## START ITEMS

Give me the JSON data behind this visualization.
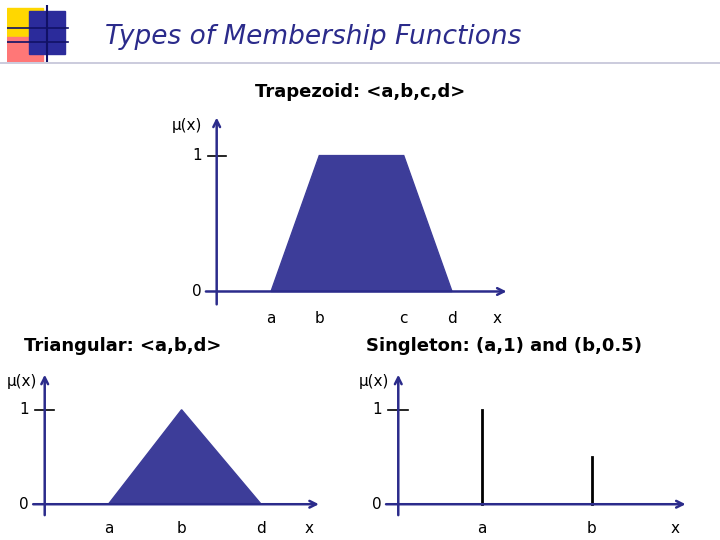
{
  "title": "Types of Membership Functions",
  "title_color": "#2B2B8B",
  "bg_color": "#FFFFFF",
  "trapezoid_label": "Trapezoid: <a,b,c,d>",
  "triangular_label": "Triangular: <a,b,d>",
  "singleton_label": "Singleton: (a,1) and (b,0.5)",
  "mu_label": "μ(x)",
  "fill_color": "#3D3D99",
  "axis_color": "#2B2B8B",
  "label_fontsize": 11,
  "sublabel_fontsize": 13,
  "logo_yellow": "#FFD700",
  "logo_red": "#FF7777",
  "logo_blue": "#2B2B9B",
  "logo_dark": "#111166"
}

## END ITEMS

_GIVEN INSTRUCTION_:
Return to the listing above and set it down exactly, leaving out its pictures.

_FINAL ANSWER_:
Give me the JSON data behind this visualization.
{
  "title": "Types of Membership Functions",
  "title_color": "#2B2B8B",
  "bg_color": "#FFFFFF",
  "trapezoid_label": "Trapezoid: <a,b,c,d>",
  "triangular_label": "Triangular: <a,b,d>",
  "singleton_label": "Singleton: (a,1) and (b,0.5)",
  "mu_label": "μ(x)",
  "fill_color": "#3D3D99",
  "axis_color": "#2B2B8B",
  "label_fontsize": 11,
  "sublabel_fontsize": 13,
  "logo_yellow": "#FFD700",
  "logo_red": "#FF7777",
  "logo_blue": "#2B2B9B",
  "logo_dark": "#111166"
}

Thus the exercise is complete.